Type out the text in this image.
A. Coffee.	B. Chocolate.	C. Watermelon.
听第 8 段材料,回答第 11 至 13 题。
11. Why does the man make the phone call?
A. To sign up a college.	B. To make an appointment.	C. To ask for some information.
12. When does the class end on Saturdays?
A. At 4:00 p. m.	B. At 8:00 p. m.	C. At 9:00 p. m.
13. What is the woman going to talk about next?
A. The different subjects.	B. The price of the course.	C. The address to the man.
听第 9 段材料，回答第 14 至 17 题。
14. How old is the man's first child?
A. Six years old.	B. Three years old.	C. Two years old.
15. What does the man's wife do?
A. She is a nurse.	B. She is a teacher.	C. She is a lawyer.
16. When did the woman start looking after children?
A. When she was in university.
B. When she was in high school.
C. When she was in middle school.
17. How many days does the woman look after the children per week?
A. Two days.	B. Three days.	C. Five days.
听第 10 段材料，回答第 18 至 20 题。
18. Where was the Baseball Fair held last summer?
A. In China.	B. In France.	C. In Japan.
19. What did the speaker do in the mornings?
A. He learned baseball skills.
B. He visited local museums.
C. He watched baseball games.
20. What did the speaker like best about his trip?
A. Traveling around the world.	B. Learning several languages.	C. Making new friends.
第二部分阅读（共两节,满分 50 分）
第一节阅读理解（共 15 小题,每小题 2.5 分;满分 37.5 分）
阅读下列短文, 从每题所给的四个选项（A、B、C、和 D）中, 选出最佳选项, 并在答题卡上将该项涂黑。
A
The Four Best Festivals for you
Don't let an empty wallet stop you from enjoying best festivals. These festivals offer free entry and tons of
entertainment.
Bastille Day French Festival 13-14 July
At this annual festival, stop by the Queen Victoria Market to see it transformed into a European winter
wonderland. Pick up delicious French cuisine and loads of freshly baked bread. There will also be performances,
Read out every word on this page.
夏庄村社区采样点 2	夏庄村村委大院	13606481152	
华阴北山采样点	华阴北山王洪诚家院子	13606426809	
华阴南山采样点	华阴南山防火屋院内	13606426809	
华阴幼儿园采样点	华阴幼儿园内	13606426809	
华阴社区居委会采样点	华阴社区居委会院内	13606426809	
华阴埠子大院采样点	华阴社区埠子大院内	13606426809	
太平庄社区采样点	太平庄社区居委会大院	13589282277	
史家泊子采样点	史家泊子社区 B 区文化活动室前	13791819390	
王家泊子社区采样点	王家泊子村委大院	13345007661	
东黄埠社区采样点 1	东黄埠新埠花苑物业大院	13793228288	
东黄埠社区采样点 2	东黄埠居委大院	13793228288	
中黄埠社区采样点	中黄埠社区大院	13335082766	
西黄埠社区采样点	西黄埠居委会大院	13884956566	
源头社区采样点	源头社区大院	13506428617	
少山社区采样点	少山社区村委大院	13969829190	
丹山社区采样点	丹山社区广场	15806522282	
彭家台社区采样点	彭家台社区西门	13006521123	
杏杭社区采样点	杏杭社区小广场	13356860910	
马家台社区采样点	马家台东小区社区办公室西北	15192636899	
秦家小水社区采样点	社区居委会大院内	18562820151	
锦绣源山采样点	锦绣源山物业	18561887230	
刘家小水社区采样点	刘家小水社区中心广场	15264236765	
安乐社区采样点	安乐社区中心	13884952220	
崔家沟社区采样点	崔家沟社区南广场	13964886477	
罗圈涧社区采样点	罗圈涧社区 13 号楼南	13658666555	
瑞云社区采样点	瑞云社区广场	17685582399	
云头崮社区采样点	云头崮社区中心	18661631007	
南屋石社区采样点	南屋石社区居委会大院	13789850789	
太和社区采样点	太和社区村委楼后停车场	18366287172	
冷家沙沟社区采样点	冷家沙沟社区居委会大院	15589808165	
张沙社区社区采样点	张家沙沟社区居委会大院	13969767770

### EXERCISE OBJECTIVE
All of the data needs to be reproduced exactly, with no line missing.

### FINAL RESULT
Type out the text in this image.
A. Coffee.	B. Chocolate.	C. Watermelon.
听第 8 段材料,回答第 11 至 13 题。
11. Why does the man make the phone call?
A. To sign up a college.	B. To make an appointment.	C. To ask for some information.
12. When does the class end on Saturdays?
A. At 4:00 p. m.	B. At 8:00 p. m.	C. At 9:00 p. m.
13. What is the woman going to talk about next?
A. The different subjects.	B. The price of the course.	C. The address to the man.
听第 9 段材料，回答第 14 至 17 题。
14. How old is the man's first child?
A. Six years old.	B. Three years old.	C. Two years old.
15. What does the man's wife do?
A. She is a nurse.	B. She is a teacher.	C. She is a lawyer.
16. When did the woman start looking after children?
A. When she was in university.
B. When she was in high school.
C. When she was in middle school.
17. How many days does the woman look after the children per week?
A. Two days.	B. Three days.	C. Five days.
听第 10 段材料，回答第 18 至 20 题。
18. Where was the Baseball Fair held last summer?
A. In China.	B. In France.	C. In Japan.
19. What did the speaker do in the mornings?
A. He learned baseball skills.
B. He visited local museums.
C. He watched baseball games.
20. What did the speaker like best about his trip?
A. Traveling around the world.	B. Learning several languages.	C. Making new friends.
第二部分阅读（共两节,满分 50 分）
第一节阅读理解（共 15 小题,每小题 2.5 分;满分 37.5 分）
阅读下列短文, 从每题所给的四个选项（A、B、C、和 D）中, 选出最佳选项, 并在答题卡上将该项涂黑。
A
The Four Best Festivals for you
Don't let an empty wallet stop you from enjoying best festivals. These festivals offer free entry and tons of
entertainment.
Bastille Day French Festival 13-14 July
At this annual festival, stop by the Queen Victoria Market to see it transformed into a European winter
wonderland. Pick up delicious French cuisine and loads of freshly baked bread. There will also be performances,
Read out every word on this page.
夏庄村社区采样点 2	夏庄村村委大院	13606481152	
华阴北山采样点	华阴北山王洪诚家院子	13606426809	
华阴南山采样点	华阴南山防火屋院内	13606426809	
华阴幼儿园采样点	华阴幼儿园内	13606426809	
华阴社区居委会采样点	华阴社区居委会院内	13606426809	
华阴埠子大院采样点	华阴社区埠子大院内	13606426809	
太平庄社区采样点	太平庄社区居委会大院	13589282277	
史家泊子采样点	史家泊子社区 B 区文化活动室前	13791819390	
王家泊子社区采样点	王家泊子村委大院	13345007661	
东黄埠社区采样点 1	东黄埠新埠花苑物业大院	13793228288	
东黄埠社区采样点 2	东黄埠居委大院	13793228288	
中黄埠社区采样点	中黄埠社区大院	13335082766	
西黄埠社区采样点	西黄埠居委会大院	13884956566	
源头社区采样点	源头社区大院	13506428617	
少山社区采样点	少山社区村委大院	13969829190	
丹山社区采样点	丹山社区广场	15806522282	
彭家台社区采样点	彭家台社区西门	13006521123	
杏杭社区采样点	杏杭社区小广场	13356860910	
马家台社区采样点	马家台东小区社区办公室西北	15192636899	
秦家小水社区采样点	社区居委会大院内	18562820151	
锦绣源山采样点	锦绣源山物业	18561887230	
刘家小水社区采样点	刘家小水社区中心广场	15264236765	
安乐社区采样点	安乐社区中心	13884952220	
崔家沟社区采样点	崔家沟社区南广场	13964886477	
罗圈涧社区采样点	罗圈涧社区 13 号楼南	13658666555	
瑞云社区采样点	瑞云社区广场	17685582399	
云头崮社区采样点	云头崮社区中心	18661631007	
南屋石社区采样点	南屋石社区居委会大院	13789850789	
太和社区采样点	太和社区村委楼后停车场	18366287172	
冷家沙沟社区采样点	冷家沙沟社区居委会大院	15589808165	
张沙社区社区采样点	张家沙沟社区居委会大院	13969767770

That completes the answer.